STATED EXERCISE: Filter the entries below, keeping every line that has the word "price".

··········

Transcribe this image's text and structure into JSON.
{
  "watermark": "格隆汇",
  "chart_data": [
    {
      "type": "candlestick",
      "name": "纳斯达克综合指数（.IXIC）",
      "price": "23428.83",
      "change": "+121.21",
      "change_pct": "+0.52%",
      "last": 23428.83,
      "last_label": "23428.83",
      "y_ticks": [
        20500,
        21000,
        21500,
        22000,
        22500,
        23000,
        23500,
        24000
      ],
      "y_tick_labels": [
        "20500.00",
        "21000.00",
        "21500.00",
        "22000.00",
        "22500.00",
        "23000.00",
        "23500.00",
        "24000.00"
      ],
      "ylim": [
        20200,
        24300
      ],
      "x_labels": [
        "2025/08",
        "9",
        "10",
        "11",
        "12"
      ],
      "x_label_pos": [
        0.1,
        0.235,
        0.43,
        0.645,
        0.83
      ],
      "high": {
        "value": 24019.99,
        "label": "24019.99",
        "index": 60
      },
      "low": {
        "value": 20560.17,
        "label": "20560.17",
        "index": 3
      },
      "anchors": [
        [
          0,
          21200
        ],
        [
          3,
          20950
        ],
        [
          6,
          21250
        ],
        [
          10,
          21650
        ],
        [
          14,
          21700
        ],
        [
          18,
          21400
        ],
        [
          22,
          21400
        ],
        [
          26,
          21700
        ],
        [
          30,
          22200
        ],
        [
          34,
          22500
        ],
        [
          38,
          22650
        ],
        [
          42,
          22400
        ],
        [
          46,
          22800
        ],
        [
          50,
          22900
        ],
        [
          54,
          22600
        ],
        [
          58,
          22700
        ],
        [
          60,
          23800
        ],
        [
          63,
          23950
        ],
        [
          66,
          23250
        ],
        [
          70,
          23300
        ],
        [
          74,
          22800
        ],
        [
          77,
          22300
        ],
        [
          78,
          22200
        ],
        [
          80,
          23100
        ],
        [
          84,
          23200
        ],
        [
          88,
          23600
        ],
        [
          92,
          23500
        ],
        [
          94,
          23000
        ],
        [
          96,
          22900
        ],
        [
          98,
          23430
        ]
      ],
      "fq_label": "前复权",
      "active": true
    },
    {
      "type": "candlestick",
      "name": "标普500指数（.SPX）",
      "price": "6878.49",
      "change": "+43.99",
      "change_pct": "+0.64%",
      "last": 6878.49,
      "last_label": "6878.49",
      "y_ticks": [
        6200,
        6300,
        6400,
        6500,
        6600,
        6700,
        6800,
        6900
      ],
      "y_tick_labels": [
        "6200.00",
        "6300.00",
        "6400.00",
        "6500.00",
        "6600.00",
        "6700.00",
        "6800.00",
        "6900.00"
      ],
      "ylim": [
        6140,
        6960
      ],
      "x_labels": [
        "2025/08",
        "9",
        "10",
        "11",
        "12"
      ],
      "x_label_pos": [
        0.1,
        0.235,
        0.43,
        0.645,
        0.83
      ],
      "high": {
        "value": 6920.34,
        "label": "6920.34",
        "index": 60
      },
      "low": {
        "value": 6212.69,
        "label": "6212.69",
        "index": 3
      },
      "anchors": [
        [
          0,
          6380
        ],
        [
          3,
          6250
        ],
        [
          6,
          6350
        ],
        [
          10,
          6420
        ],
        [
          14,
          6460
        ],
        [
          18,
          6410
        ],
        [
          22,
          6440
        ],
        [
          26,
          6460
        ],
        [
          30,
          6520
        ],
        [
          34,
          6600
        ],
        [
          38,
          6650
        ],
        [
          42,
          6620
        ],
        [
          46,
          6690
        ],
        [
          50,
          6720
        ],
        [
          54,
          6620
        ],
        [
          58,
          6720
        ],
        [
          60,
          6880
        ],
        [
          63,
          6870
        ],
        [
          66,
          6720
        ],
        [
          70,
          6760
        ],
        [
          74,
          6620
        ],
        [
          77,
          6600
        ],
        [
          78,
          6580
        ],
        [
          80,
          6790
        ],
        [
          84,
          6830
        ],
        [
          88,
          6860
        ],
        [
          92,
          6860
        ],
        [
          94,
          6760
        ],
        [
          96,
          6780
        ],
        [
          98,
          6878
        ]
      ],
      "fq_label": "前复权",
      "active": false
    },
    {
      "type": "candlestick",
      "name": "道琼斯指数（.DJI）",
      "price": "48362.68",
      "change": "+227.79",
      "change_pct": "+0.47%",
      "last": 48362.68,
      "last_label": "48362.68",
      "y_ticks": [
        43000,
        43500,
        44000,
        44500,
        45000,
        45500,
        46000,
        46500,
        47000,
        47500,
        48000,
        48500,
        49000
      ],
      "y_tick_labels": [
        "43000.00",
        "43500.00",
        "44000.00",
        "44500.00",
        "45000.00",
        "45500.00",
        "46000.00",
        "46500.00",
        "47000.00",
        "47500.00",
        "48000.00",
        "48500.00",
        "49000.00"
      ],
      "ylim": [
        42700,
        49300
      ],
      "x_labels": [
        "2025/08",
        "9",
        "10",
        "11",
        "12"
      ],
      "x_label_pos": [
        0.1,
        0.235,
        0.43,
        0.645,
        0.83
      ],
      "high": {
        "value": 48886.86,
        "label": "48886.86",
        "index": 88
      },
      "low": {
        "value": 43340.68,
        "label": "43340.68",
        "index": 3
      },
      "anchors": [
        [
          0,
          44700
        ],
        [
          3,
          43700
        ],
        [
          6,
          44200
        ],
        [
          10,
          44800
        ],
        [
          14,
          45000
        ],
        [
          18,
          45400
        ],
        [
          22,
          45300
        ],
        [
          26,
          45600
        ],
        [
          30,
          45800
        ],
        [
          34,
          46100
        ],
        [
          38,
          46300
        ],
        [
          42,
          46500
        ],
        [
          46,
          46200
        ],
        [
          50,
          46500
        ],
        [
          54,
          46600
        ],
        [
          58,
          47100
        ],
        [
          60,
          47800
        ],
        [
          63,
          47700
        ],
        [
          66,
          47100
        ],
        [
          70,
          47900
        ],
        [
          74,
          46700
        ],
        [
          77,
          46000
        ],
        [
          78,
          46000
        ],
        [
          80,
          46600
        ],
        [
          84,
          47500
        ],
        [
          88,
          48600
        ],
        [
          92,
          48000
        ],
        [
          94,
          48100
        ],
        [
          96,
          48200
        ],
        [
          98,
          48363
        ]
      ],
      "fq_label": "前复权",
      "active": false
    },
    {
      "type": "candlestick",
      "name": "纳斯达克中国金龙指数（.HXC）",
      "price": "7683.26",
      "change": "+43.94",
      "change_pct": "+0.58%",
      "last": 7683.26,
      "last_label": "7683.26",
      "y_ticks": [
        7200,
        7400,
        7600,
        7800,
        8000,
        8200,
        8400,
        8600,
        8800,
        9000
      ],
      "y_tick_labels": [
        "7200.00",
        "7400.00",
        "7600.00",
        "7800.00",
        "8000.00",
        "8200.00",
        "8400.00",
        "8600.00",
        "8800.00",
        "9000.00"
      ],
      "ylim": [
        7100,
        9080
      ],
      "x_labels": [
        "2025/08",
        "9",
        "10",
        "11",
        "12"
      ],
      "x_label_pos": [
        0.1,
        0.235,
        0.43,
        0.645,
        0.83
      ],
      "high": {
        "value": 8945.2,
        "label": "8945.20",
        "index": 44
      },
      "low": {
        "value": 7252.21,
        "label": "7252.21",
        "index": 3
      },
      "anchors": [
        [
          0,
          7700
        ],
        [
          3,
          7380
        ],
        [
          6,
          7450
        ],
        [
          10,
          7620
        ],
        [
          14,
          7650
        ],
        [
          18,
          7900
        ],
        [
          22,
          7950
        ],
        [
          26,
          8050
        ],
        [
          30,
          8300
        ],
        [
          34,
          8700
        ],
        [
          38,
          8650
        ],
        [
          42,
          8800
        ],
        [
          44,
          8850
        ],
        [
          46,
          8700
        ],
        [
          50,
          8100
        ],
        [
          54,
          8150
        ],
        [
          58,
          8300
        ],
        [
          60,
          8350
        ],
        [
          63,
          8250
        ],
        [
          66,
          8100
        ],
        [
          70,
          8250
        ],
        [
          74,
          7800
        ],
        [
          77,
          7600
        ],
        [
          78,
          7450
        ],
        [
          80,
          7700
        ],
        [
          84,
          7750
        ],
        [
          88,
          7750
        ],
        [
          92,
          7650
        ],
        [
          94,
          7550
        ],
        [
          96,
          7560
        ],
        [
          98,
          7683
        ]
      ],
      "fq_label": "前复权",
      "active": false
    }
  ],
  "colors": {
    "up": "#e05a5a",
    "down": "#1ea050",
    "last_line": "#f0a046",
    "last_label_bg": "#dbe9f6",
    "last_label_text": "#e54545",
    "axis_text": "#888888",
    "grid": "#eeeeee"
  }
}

··········

ANSWER FOR THE TASK:
      "price": "23428.83",
      "price": "6878.49",
      "price": "48362.68",
      "price": "7683.26",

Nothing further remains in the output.